━━━━━ Listed entries ━━━━━
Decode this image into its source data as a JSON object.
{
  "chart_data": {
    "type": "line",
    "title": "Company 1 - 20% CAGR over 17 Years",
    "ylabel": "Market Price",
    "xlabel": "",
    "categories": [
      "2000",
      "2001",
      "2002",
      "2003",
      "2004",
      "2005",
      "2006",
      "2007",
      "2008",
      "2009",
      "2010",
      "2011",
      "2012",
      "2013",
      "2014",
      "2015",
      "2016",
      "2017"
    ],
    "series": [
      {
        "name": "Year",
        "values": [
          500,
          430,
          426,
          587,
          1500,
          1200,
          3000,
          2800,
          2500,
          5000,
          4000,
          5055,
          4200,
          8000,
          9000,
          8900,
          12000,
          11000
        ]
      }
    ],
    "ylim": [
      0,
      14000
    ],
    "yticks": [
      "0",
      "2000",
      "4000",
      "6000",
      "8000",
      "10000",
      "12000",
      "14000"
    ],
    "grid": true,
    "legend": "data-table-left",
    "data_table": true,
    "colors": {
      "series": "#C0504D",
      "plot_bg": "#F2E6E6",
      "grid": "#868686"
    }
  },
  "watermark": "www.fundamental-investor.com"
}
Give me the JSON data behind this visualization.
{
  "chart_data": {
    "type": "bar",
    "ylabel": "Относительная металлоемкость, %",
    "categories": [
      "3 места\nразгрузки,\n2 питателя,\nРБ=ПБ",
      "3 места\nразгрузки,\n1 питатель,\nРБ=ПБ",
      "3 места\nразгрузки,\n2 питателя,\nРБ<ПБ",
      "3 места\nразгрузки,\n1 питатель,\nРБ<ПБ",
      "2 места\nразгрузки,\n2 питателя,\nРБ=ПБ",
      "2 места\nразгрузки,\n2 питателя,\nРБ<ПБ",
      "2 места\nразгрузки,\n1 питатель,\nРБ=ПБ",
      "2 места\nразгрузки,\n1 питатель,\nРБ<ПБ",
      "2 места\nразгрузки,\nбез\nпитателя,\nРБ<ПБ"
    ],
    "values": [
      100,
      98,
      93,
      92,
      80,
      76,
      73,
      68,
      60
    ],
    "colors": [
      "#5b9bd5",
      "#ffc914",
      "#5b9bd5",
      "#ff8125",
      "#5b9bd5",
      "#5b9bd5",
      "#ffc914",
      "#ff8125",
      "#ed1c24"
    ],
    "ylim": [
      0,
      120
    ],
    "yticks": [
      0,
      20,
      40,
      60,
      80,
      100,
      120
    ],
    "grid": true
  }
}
━━━━━
> **Written exercise**: Gather up the lines that contain the word "питатель".

> **Output for this exercise**:
      "3 места\nразгрузки,\n1 питатель,\nРБ=ПБ",
      "3 места\nразгрузки,\n1 питатель,\nРБ<ПБ",
      "2 места\nразгрузки,\n1 питатель,\nРБ=ПБ",
      "2 места\nразгрузки,\n1 питатель,\nРБ<ПБ",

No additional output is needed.